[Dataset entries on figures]
=====

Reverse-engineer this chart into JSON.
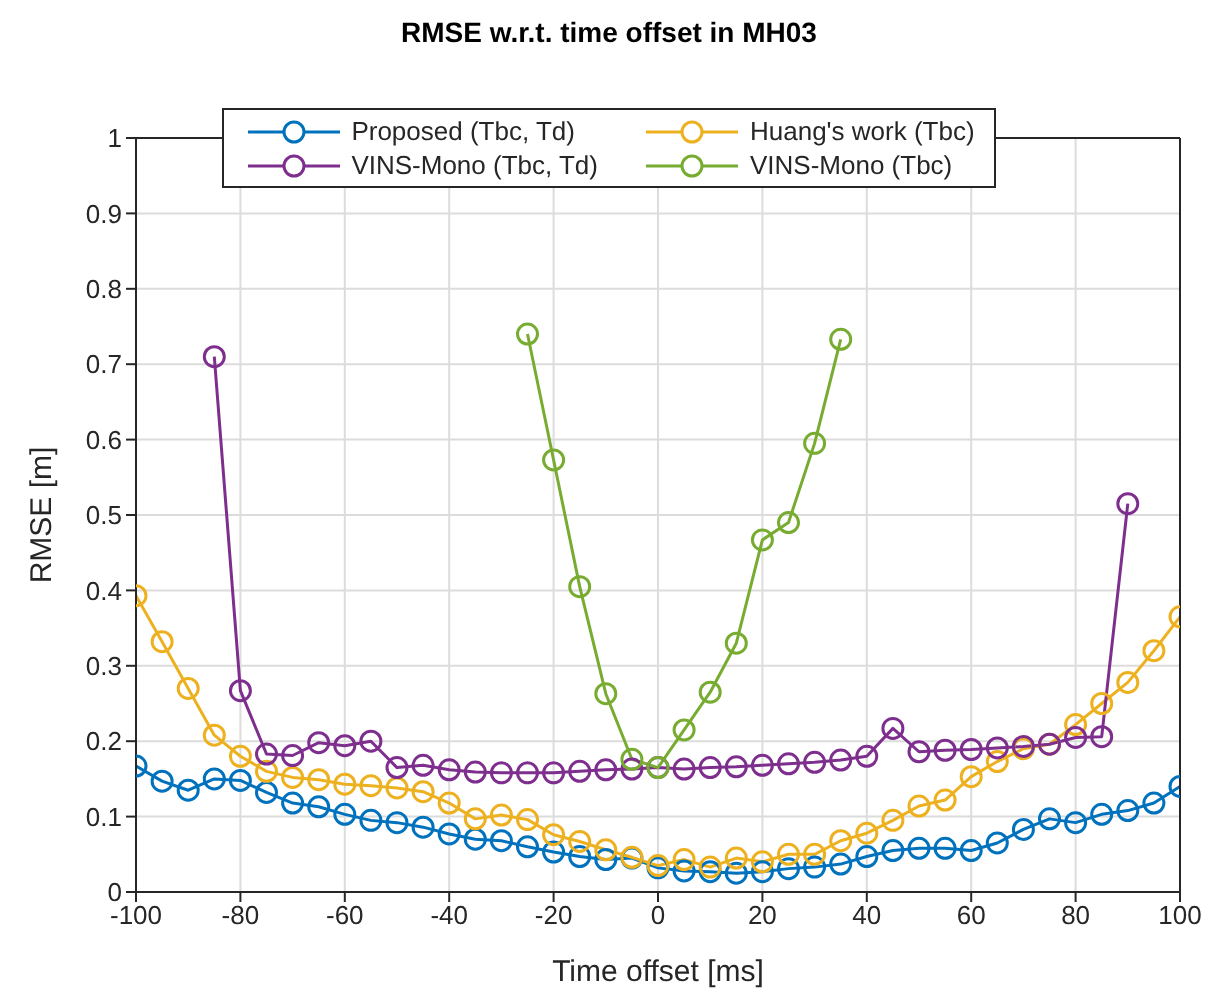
{
  "chart_data": {
    "type": "line",
    "title": "RMSE w.r.t. time offset in MH03",
    "xlabel": "Time offset [ms]",
    "ylabel": "RMSE [m]",
    "xlim": [
      -100,
      100
    ],
    "xticks": [
      -100,
      -80,
      -60,
      -40,
      -20,
      0,
      20,
      40,
      60,
      80,
      100
    ],
    "ylim": [
      0,
      1
    ],
    "yticks": [
      0,
      0.1,
      0.2,
      0.3,
      0.4,
      0.5,
      0.6,
      0.7,
      0.8,
      0.9,
      1
    ],
    "grid": true,
    "legend": "top",
    "marker": "circle",
    "line_style": "solid",
    "series": [
      {
        "name": "Proposed (Tbc, Td)",
        "color": "#0072bd",
        "x": [
          -100,
          -95,
          -90,
          -85,
          -80,
          -75,
          -70,
          -65,
          -60,
          -55,
          -50,
          -45,
          -40,
          -35,
          -30,
          -25,
          -20,
          -15,
          -10,
          -5,
          0,
          5,
          10,
          15,
          20,
          25,
          30,
          35,
          40,
          45,
          50,
          55,
          60,
          65,
          70,
          75,
          80,
          85,
          90,
          95,
          100
        ],
        "values": [
          0.167,
          0.147,
          0.135,
          0.15,
          0.148,
          0.132,
          0.118,
          0.113,
          0.103,
          0.095,
          0.092,
          0.086,
          0.077,
          0.07,
          0.068,
          0.06,
          0.053,
          0.047,
          0.043,
          0.045,
          0.032,
          0.028,
          0.027,
          0.025,
          0.027,
          0.031,
          0.033,
          0.037,
          0.047,
          0.055,
          0.058,
          0.058,
          0.055,
          0.065,
          0.083,
          0.097,
          0.092,
          0.103,
          0.108,
          0.118,
          0.14
        ]
      },
      {
        "name": "Huang's work (Tbc)",
        "color": "#edb120",
        "x": [
          -100,
          -95,
          -90,
          -85,
          -80,
          -75,
          -70,
          -65,
          -60,
          -55,
          -50,
          -45,
          -40,
          -35,
          -30,
          -25,
          -20,
          -15,
          -10,
          -5,
          0,
          5,
          10,
          15,
          20,
          25,
          30,
          35,
          40,
          45,
          50,
          55,
          60,
          65,
          70,
          75,
          80,
          85,
          90,
          95,
          100
        ],
        "values": [
          0.393,
          0.332,
          0.27,
          0.208,
          0.18,
          0.16,
          0.152,
          0.149,
          0.143,
          0.141,
          0.138,
          0.133,
          0.118,
          0.097,
          0.102,
          0.096,
          0.076,
          0.067,
          0.056,
          0.046,
          0.035,
          0.043,
          0.033,
          0.045,
          0.04,
          0.05,
          0.05,
          0.068,
          0.078,
          0.095,
          0.114,
          0.122,
          0.153,
          0.173,
          0.19,
          0.196,
          0.222,
          0.25,
          0.278,
          0.32,
          0.365
        ]
      },
      {
        "name": "VINS-Mono (Tbc, Td)",
        "color": "#7e2f8e",
        "x": [
          -85,
          -80,
          -75,
          -70,
          -65,
          -60,
          -55,
          -50,
          -45,
          -40,
          -35,
          -30,
          -25,
          -20,
          -15,
          -10,
          -5,
          0,
          5,
          10,
          15,
          20,
          25,
          30,
          35,
          40,
          45,
          50,
          55,
          60,
          65,
          70,
          75,
          80,
          85,
          90
        ],
        "values": [
          0.71,
          0.267,
          0.183,
          0.181,
          0.198,
          0.194,
          0.2,
          0.165,
          0.168,
          0.162,
          0.159,
          0.158,
          0.158,
          0.158,
          0.16,
          0.162,
          0.163,
          0.165,
          0.163,
          0.165,
          0.166,
          0.168,
          0.17,
          0.172,
          0.175,
          0.18,
          0.217,
          0.186,
          0.188,
          0.189,
          0.191,
          0.193,
          0.196,
          0.205,
          0.206,
          0.515
        ]
      },
      {
        "name": "VINS-Mono (Tbc)",
        "color": "#77ac30",
        "x": [
          -25,
          -20,
          -15,
          -10,
          -5,
          0,
          5,
          10,
          15,
          20,
          25,
          30,
          35
        ],
        "values": [
          0.74,
          0.573,
          0.405,
          0.263,
          0.176,
          0.165,
          0.215,
          0.265,
          0.33,
          0.467,
          0.49,
          0.595,
          0.733
        ]
      }
    ]
  }
}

=====

Extract every line from the records above that contains the word "color".

        "color": "#0072bd",
        "color": "#edb120",
        "color": "#7e2f8e",
        "color": "#77ac30",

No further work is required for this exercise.